**Instructions for the task:** Identify and copy all lines of the material where the string "structure" is found.

Part of a data file
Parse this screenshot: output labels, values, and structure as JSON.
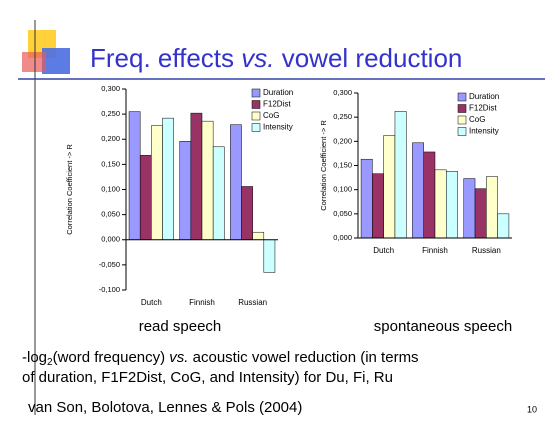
{
  "slide": {
    "title": [
      "Freq. effects ",
      "vs.",
      " vowel reduction"
    ],
    "caption_lines": [
      [
        "-log",
        "2",
        "(word frequency) ",
        "vs.",
        " acoustic vowel reduction (in terms"
      ],
      [
        "of duration, F1F2Dist, CoG, and Intensity) for Du, Fi, Ru"
      ]
    ],
    "citation": "van Son, Bolotova, Lennes & Pols (2004)",
    "page_number": "10"
  },
  "chart_data": [
    {
      "type": "bar",
      "caption": "read speech",
      "ylabel": "Correlation Coefficient -> R",
      "categories": [
        "Dutch",
        "Finnish",
        "Russian"
      ],
      "series": [
        {
          "name": "Duration",
          "color": "#9999ff",
          "values": [
            0.255,
            0.196,
            0.229
          ]
        },
        {
          "name": "F12Dist",
          "color": "#993366",
          "values": [
            0.168,
            0.252,
            0.106
          ]
        },
        {
          "name": "CoG",
          "color": "#ffffcc",
          "values": [
            0.227,
            0.236,
            0.015
          ]
        },
        {
          "name": "Intensity",
          "color": "#ccffff",
          "values": [
            0.242,
            0.185,
            -0.065
          ]
        }
      ],
      "ylim": [
        -0.1,
        0.3
      ],
      "yticks": [
        {
          "value": -0.1,
          "label": "-0,100"
        },
        {
          "value": -0.05,
          "label": "-0,050"
        },
        {
          "value": 0,
          "label": "0,000"
        },
        {
          "value": 0.05,
          "label": "0,050"
        },
        {
          "value": 0.1,
          "label": "0,100"
        },
        {
          "value": 0.15,
          "label": "0,150"
        },
        {
          "value": 0.2,
          "label": "0,200"
        },
        {
          "value": 0.25,
          "label": "0,250"
        },
        {
          "value": 0.3,
          "label": "0,300"
        }
      ],
      "legend": "upper right"
    },
    {
      "type": "bar",
      "caption": "spontaneous speech",
      "ylabel": "Correlation Coefficient -> R",
      "categories": [
        "Dutch",
        "Finnish",
        "Russian"
      ],
      "series": [
        {
          "name": "Duration",
          "color": "#9999ff",
          "values": [
            0.163,
            0.197,
            0.123
          ]
        },
        {
          "name": "F12Dist",
          "color": "#993366",
          "values": [
            0.133,
            0.178,
            0.102
          ]
        },
        {
          "name": "CoG",
          "color": "#ffffcc",
          "values": [
            0.212,
            0.141,
            0.127
          ]
        },
        {
          "name": "Intensity",
          "color": "#ccffff",
          "values": [
            0.262,
            0.138,
            0.05
          ]
        }
      ],
      "ylim": [
        0,
        0.3
      ],
      "yticks": [
        {
          "value": 0,
          "label": "0,000"
        },
        {
          "value": 0.05,
          "label": "0,050"
        },
        {
          "value": 0.1,
          "label": "0,100"
        },
        {
          "value": 0.15,
          "label": "0,150"
        },
        {
          "value": 0.2,
          "label": "0,200"
        },
        {
          "value": 0.25,
          "label": "0,250"
        },
        {
          "value": 0.3,
          "label": "0,300"
        }
      ],
      "legend": "upper right"
    }
  ]
}
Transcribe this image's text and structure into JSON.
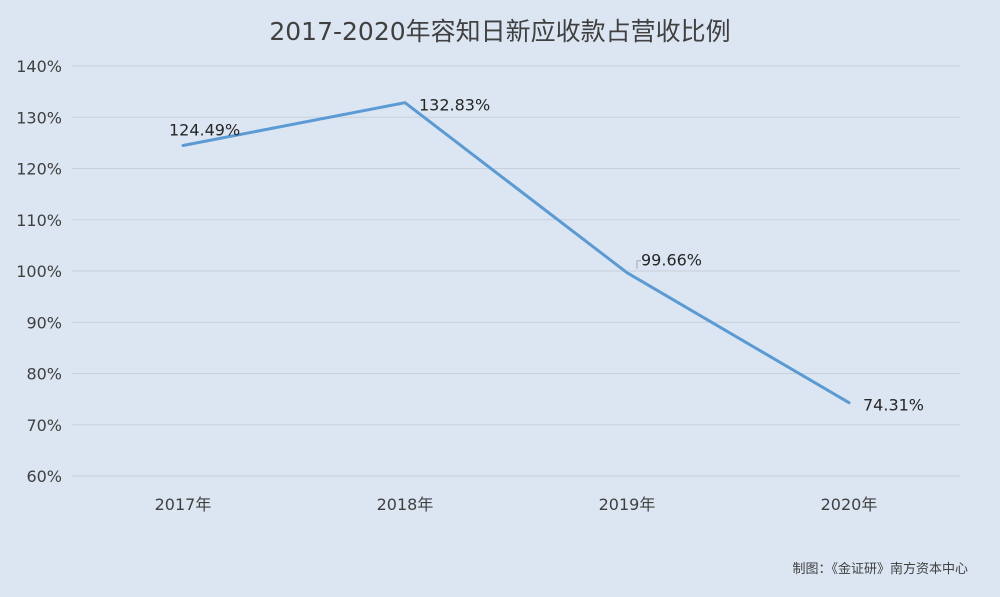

**Exercise response:**
Parse this screenshot: output labels, values, and structure as JSON.
Transcribe this image's text and structure into JSON.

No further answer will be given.